-- begin RECORDS PROVIDED --

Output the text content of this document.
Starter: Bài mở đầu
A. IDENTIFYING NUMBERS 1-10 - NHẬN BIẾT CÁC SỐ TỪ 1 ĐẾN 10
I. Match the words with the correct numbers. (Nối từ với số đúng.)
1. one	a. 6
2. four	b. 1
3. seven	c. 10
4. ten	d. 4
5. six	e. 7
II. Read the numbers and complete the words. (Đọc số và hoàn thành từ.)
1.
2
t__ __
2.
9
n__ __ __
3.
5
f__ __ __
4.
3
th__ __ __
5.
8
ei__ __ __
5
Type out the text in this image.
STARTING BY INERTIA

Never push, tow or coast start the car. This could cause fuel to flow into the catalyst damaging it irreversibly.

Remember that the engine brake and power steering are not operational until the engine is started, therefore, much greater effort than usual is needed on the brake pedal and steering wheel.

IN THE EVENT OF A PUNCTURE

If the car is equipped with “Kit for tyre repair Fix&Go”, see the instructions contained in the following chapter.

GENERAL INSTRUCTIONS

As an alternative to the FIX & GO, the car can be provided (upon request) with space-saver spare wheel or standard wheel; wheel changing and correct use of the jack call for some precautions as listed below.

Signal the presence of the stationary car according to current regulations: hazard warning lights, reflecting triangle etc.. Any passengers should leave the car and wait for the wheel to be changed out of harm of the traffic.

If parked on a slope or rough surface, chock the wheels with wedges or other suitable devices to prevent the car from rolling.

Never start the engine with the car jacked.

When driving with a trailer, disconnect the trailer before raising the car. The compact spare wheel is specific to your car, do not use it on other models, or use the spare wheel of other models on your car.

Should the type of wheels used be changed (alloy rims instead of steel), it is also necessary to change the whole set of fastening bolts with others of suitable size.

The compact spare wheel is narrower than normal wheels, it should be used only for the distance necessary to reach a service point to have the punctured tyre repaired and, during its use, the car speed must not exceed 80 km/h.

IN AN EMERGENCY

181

-- end RECORDS PROVIDED --

GOAL: Above are some records; repeat all of them exactly.

SOLUTION TO THE EXERCISE:
Output the text content of this document.
Starter: Bài mở đầu
A. IDENTIFYING NUMBERS 1-10 - NHẬN BIẾT CÁC SỐ TỪ 1 ĐẾN 10
I. Match the words with the correct numbers. (Nối từ với số đúng.)
1. one	a. 6
2. four	b. 1
3. seven	c. 10
4. ten	d. 4
5. six	e. 7
II. Read the numbers and complete the words. (Đọc số và hoàn thành từ.)
1.
2
t__ __
2.
9
n__ __ __
3.
5
f__ __ __
4.
3
th__ __ __
5.
8
ei__ __ __
5
Type out the text in this image.
STARTING BY INERTIA

Never push, tow or coast start the car. This could cause fuel to flow into the catalyst damaging it irreversibly.

Remember that the engine brake and power steering are not operational until the engine is started, therefore, much greater effort than usual is needed on the brake pedal and steering wheel.

IN THE EVENT OF A PUNCTURE

If the car is equipped with “Kit for tyre repair Fix&Go”, see the instructions contained in the following chapter.

GENERAL INSTRUCTIONS

As an alternative to the FIX & GO, the car can be provided (upon request) with space-saver spare wheel or standard wheel; wheel changing and correct use of the jack call for some precautions as listed below.

Signal the presence of the stationary car according to current regulations: hazard warning lights, reflecting triangle etc.. Any passengers should leave the car and wait for the wheel to be changed out of harm of the traffic.

If parked on a slope or rough surface, chock the wheels with wedges or other suitable devices to prevent the car from rolling.

Never start the engine with the car jacked.

When driving with a trailer, disconnect the trailer before raising the car. The compact spare wheel is specific to your car, do not use it on other models, or use the spare wheel of other models on your car.

Should the type of wheels used be changed (alloy rims instead of steel), it is also necessary to change the whole set of fastening bolts with others of suitable size.

The compact spare wheel is narrower than normal wheels, it should be used only for the distance necessary to reach a service point to have the punctured tyre repaired and, during its use, the car speed must not exceed 80 km/h.

IN AN EMERGENCY

181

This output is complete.